### Instruction:
In the listing below, find every line with the string "miserable" and pull it out.

Supplied records start

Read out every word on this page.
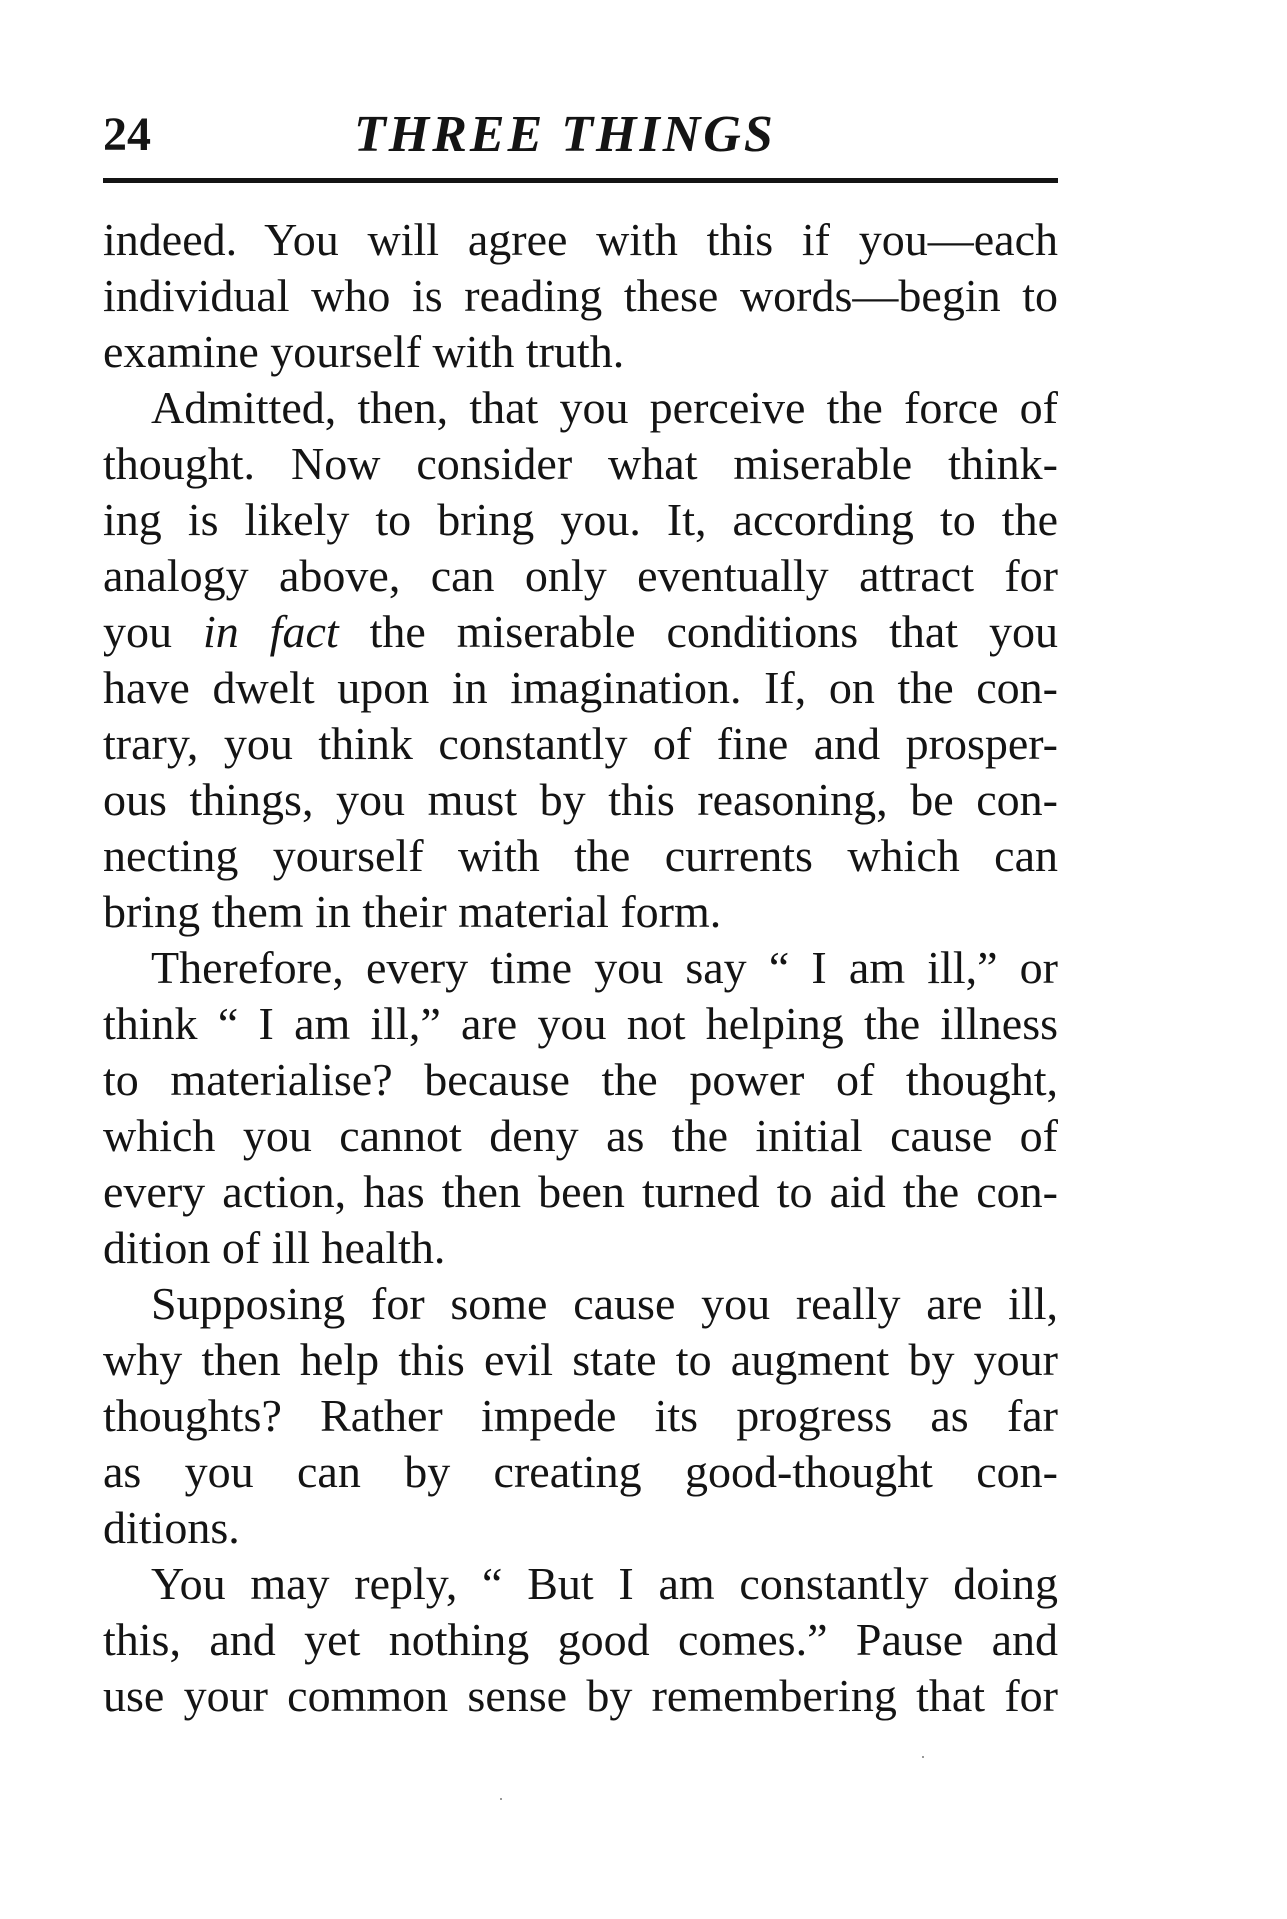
24	THREE THINGS
indeed. You will agree with this if you—each
individual who is reading these words—begin to
examine yourself with truth.
Admitted, then, that you perceive the force of
thought. Now consider what miserable think-
ing is likely to bring you. It, according to the
analogy above, can only eventually attract for
you in fact the miserable conditions that you
have dwelt upon in imagination. If, on the con-
trary, you think constantly of fine and prosper-
ous things, you must by this reasoning, be con-
necting yourself with the currents which can
bring them in their material form.
Therefore, every time you say “ I am ill,” or
think “ I am ill,” are you not helping the illness
to materialise? because the power of thought,
which you cannot deny as the initial cause of
every action, has then been turned to aid the con-
dition of ill health.
Supposing for some cause you really are ill,
why then help this evil state to augment by your
thoughts? Rather impede its progress as far
as you can by creating good-thought con-
ditions.
You may reply, “ But I am constantly doing
this, and yet nothing good comes.” Pause and
use your common sense by remembering that for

Supplied records end

### Completed exercise:
thought. Now consider what miserable think-
you in fact the miserable conditions that you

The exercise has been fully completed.